(GIVEN INSTRUCTION)
Quote exactly, and only, the lines from the one containing "Extract all readable text from this page." through the end of the material below. Skip pictures.
*** LISTED RECORDS
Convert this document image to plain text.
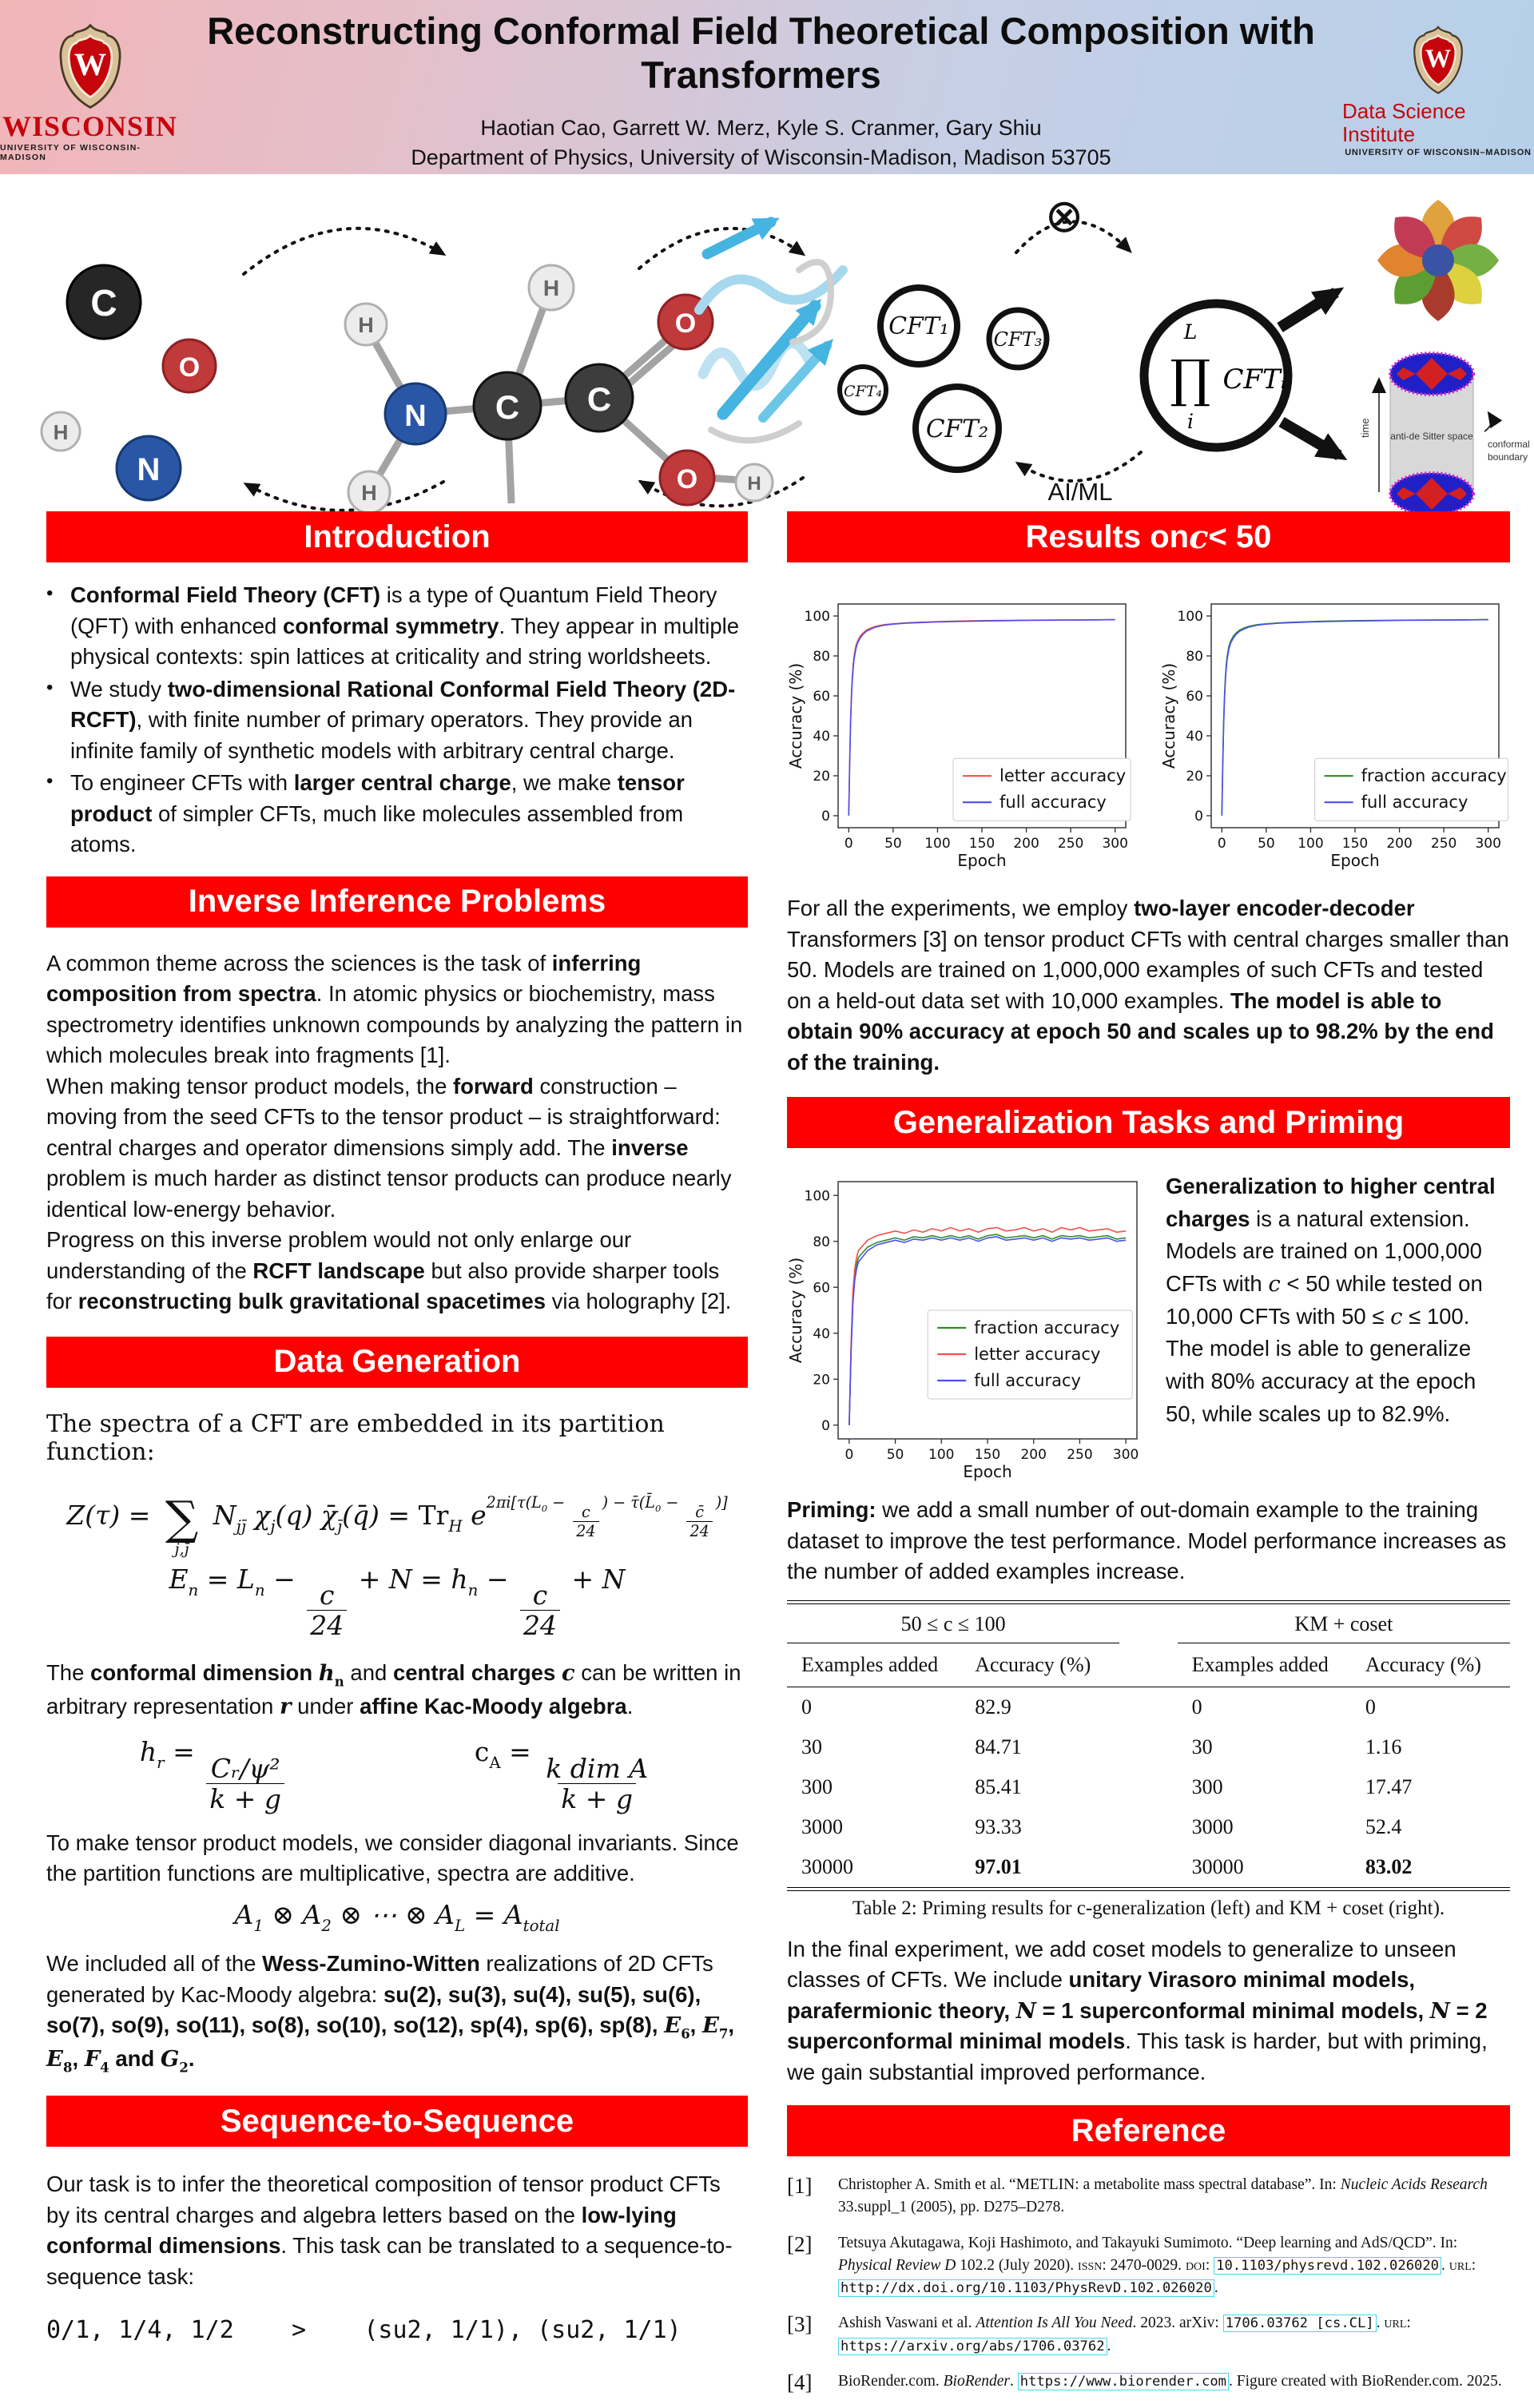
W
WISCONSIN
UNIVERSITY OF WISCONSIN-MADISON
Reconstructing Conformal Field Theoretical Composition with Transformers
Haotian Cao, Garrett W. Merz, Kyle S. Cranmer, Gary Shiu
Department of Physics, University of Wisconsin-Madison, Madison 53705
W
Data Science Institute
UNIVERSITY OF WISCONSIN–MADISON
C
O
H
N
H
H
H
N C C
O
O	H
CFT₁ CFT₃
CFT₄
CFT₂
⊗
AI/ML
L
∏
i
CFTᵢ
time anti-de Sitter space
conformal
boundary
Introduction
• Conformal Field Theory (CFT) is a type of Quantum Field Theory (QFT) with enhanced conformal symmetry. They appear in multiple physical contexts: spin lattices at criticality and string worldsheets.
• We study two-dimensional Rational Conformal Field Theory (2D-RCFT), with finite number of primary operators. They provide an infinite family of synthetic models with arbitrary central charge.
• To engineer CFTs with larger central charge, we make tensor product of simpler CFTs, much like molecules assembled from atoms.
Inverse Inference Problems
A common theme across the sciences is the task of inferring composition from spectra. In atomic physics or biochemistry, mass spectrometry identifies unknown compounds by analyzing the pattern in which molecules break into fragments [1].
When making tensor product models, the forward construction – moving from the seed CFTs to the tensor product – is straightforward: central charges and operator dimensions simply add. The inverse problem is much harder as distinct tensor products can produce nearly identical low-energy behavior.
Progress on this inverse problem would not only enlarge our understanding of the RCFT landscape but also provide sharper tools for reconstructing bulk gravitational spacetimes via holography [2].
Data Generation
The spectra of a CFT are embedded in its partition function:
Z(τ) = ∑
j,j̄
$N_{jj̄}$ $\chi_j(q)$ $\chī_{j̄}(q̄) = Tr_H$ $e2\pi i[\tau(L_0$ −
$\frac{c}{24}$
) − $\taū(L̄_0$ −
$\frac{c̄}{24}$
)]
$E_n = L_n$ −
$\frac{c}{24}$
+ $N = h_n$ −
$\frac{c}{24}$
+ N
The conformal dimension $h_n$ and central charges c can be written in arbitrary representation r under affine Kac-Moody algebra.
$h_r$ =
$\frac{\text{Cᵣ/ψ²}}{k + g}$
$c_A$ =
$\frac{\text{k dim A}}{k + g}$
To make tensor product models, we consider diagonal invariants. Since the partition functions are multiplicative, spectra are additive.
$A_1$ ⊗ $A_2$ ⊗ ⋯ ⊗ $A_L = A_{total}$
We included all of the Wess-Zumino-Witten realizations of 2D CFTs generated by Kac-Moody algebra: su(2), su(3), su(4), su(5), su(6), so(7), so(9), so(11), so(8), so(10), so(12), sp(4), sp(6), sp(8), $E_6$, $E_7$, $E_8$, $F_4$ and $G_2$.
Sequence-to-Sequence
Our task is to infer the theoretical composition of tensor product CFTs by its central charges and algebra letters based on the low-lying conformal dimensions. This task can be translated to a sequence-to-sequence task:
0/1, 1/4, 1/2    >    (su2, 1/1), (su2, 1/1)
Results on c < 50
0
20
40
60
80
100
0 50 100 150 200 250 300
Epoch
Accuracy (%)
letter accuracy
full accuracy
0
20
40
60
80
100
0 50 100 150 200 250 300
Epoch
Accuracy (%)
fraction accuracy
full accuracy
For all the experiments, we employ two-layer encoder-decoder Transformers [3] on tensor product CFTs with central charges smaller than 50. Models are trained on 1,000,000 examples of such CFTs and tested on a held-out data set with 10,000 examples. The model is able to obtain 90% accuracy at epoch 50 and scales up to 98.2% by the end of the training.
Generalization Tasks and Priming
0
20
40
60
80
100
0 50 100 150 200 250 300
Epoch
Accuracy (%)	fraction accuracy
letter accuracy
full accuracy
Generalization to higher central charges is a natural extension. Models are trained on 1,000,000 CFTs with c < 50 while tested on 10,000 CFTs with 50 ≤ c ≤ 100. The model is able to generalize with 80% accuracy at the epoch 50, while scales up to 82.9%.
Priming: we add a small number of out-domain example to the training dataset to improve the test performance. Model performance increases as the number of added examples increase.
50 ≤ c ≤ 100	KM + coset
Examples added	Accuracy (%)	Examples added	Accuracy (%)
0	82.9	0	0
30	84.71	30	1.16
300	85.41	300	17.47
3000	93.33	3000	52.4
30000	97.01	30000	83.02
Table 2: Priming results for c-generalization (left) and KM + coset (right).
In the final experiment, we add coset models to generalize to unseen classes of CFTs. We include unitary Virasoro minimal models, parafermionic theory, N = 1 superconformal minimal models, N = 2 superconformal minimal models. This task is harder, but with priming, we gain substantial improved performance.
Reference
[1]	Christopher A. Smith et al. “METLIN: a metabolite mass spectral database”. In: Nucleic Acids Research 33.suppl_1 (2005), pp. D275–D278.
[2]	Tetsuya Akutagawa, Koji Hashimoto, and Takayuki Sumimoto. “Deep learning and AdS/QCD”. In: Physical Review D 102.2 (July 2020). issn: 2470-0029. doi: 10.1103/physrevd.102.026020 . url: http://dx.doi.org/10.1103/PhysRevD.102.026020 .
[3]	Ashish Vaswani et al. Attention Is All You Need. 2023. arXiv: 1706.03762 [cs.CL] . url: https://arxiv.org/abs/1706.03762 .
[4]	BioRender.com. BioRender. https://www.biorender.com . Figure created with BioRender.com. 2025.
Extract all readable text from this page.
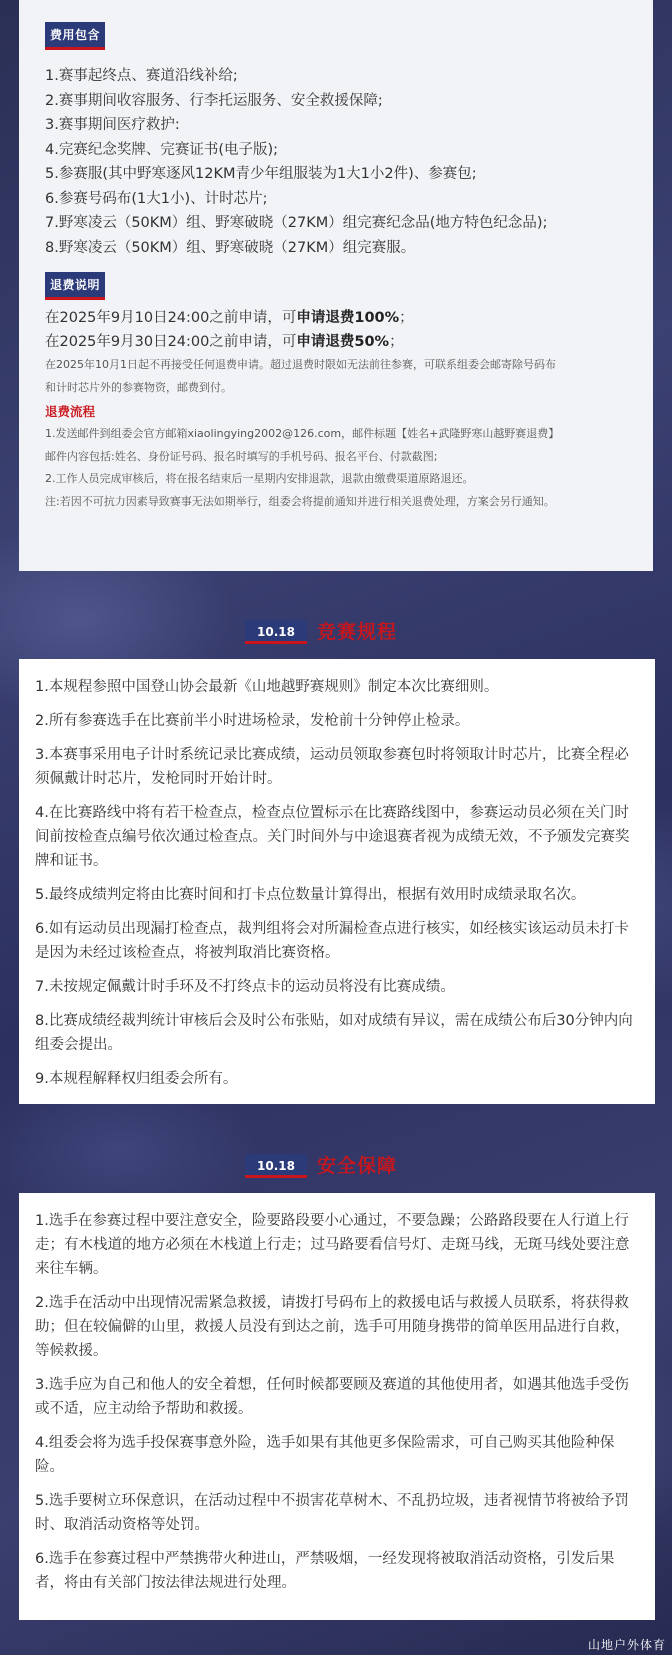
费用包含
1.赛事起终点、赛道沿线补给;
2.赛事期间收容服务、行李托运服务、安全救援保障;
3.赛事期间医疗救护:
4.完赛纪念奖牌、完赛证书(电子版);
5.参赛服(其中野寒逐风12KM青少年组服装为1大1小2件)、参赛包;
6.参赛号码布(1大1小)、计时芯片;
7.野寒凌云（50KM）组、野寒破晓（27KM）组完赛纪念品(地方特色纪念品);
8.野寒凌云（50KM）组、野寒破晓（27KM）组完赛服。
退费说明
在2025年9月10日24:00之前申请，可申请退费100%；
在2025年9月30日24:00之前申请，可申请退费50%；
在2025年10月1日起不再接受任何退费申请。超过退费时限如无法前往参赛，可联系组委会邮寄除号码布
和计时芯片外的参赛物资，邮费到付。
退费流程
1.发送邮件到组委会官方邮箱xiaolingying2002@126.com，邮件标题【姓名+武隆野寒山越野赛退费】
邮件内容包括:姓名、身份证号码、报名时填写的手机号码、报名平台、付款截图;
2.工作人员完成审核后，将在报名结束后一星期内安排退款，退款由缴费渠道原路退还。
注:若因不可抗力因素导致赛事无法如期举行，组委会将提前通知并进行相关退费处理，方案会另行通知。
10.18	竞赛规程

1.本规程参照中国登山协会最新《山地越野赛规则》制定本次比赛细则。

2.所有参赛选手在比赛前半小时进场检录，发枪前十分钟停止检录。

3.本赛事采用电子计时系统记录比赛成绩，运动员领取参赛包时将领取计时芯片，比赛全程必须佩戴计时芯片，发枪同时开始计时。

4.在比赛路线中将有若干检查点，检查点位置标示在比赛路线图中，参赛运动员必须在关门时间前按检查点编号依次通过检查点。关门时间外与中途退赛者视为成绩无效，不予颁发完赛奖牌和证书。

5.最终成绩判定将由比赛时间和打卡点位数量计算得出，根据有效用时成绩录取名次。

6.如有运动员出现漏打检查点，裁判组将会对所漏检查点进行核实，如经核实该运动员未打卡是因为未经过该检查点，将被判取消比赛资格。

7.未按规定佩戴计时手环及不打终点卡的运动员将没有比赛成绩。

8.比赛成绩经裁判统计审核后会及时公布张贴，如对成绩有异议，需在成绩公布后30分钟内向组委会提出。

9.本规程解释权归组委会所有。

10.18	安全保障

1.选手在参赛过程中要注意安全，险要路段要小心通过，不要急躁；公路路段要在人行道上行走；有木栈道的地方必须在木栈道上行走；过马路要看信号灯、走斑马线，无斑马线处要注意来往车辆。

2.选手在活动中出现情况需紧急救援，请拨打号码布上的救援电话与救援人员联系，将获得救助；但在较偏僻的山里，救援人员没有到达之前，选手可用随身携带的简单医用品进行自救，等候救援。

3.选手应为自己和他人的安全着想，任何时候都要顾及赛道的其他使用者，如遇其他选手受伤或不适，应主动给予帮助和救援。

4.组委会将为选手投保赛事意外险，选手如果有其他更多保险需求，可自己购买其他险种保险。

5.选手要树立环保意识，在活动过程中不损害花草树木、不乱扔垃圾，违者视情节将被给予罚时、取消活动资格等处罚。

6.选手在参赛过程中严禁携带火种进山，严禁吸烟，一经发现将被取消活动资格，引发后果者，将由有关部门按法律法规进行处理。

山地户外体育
******
(EXERCISE RESULT)
Extract all readable text from this page.
费用包含
1.赛事起终点、赛道沿线补给;
2.赛事期间收容服务、行李托运服务、安全救援保障;
3.赛事期间医疗救护:
4.完赛纪念奖牌、完赛证书(电子版);
5.参赛服(其中野寒逐风12KM青少年组服装为1大1小2件)、参赛包;
6.参赛号码布(1大1小)、计时芯片;
7.野寒凌云（50KM）组、野寒破晓（27KM）组完赛纪念品(地方特色纪念品);
8.野寒凌云（50KM）组、野寒破晓（27KM）组完赛服。
退费说明
在2025年9月10日24:00之前申请，可申请退费100%；
在2025年9月30日24:00之前申请，可申请退费50%；
在2025年10月1日起不再接受任何退费申请。超过退费时限如无法前往参赛，可联系组委会邮寄除号码布
和计时芯片外的参赛物资，邮费到付。
退费流程
1.发送邮件到组委会官方邮箱xiaolingying2002@126.com，邮件标题【姓名+武隆野寒山越野赛退费】
邮件内容包括:姓名、身份证号码、报名时填写的手机号码、报名平台、付款截图;
2.工作人员完成审核后，将在报名结束后一星期内安排退款，退款由缴费渠道原路退还。
注:若因不可抗力因素导致赛事无法如期举行，组委会将提前通知并进行相关退费处理，方案会另行通知。
10.18	竞赛规程

1.本规程参照中国登山协会最新《山地越野赛规则》制定本次比赛细则。

2.所有参赛选手在比赛前半小时进场检录，发枪前十分钟停止检录。

3.本赛事采用电子计时系统记录比赛成绩，运动员领取参赛包时将领取计时芯片，比赛全程必须佩戴计时芯片，发枪同时开始计时。

4.在比赛路线中将有若干检查点，检查点位置标示在比赛路线图中，参赛运动员必须在关门时间前按检查点编号依次通过检查点。关门时间外与中途退赛者视为成绩无效，不予颁发完赛奖牌和证书。

5.最终成绩判定将由比赛时间和打卡点位数量计算得出，根据有效用时成绩录取名次。

6.如有运动员出现漏打检查点，裁判组将会对所漏检查点进行核实，如经核实该运动员未打卡是因为未经过该检查点，将被判取消比赛资格。

7.未按规定佩戴计时手环及不打终点卡的运动员将没有比赛成绩。

8.比赛成绩经裁判统计审核后会及时公布张贴，如对成绩有异议，需在成绩公布后30分钟内向组委会提出。

9.本规程解释权归组委会所有。

10.18	安全保障

1.选手在参赛过程中要注意安全，险要路段要小心通过，不要急躁；公路路段要在人行道上行走；有木栈道的地方必须在木栈道上行走；过马路要看信号灯、走斑马线，无斑马线处要注意来往车辆。

2.选手在活动中出现情况需紧急救援，请拨打号码布上的救援电话与救援人员联系，将获得救助；但在较偏僻的山里，救援人员没有到达之前，选手可用随身携带的简单医用品进行自救，等候救援。

3.选手应为自己和他人的安全着想，任何时候都要顾及赛道的其他使用者，如遇其他选手受伤或不适，应主动给予帮助和救援。

4.组委会将为选手投保赛事意外险，选手如果有其他更多保险需求，可自己购买其他险种保险。

5.选手要树立环保意识，在活动过程中不损害花草树木、不乱扔垃圾，违者视情节将被给予罚时、取消活动资格等处罚。

6.选手在参赛过程中严禁携带火种进山，严禁吸烟，一经发现将被取消活动资格，引发后果者，将由有关部门按法律法规进行处理。

山地户外体育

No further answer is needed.